Find each line with "title" and copy it.

Source data:

──────────

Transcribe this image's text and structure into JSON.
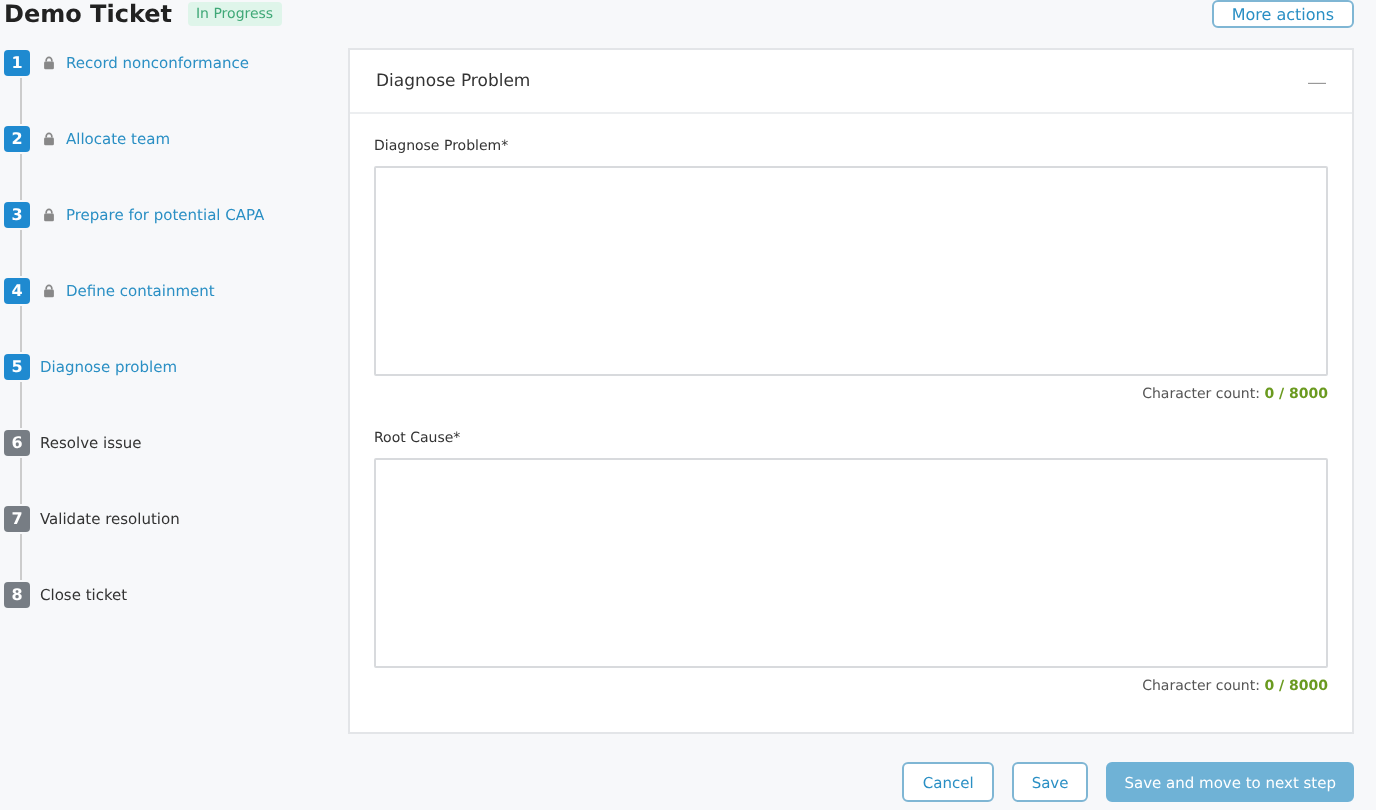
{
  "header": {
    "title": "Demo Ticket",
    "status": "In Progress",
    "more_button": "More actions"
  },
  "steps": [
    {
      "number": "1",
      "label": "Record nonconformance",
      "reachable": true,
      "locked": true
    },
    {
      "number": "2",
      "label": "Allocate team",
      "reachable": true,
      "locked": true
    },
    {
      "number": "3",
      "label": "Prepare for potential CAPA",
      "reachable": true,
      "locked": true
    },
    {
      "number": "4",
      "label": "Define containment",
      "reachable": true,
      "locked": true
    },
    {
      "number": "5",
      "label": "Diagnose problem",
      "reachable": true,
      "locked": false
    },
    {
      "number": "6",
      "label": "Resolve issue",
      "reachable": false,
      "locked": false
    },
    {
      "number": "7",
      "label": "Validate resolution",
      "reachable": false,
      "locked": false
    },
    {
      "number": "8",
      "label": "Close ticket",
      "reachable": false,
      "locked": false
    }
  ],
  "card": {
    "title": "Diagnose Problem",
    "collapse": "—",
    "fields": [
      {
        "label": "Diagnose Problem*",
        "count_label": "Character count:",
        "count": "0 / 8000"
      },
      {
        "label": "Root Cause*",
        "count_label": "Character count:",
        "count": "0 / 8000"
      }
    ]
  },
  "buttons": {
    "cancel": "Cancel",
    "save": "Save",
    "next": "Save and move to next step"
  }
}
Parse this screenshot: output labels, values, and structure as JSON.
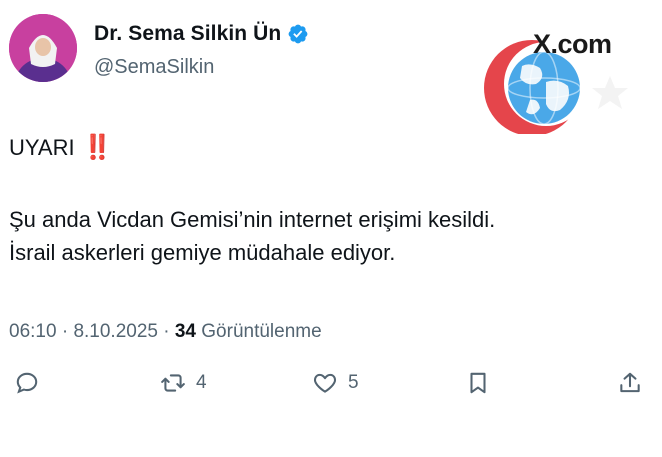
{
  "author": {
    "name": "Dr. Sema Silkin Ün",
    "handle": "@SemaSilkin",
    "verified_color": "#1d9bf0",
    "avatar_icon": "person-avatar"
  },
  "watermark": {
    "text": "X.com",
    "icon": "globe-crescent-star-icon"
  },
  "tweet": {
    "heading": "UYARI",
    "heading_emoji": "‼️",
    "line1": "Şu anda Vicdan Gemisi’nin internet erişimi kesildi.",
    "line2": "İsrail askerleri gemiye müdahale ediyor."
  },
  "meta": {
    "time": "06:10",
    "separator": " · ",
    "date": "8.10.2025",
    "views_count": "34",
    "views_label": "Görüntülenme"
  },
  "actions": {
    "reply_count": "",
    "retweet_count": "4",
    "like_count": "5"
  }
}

──────────

**Response to the task:**
    "title": "Demo Ticket",
    "title": "Diagnose Problem",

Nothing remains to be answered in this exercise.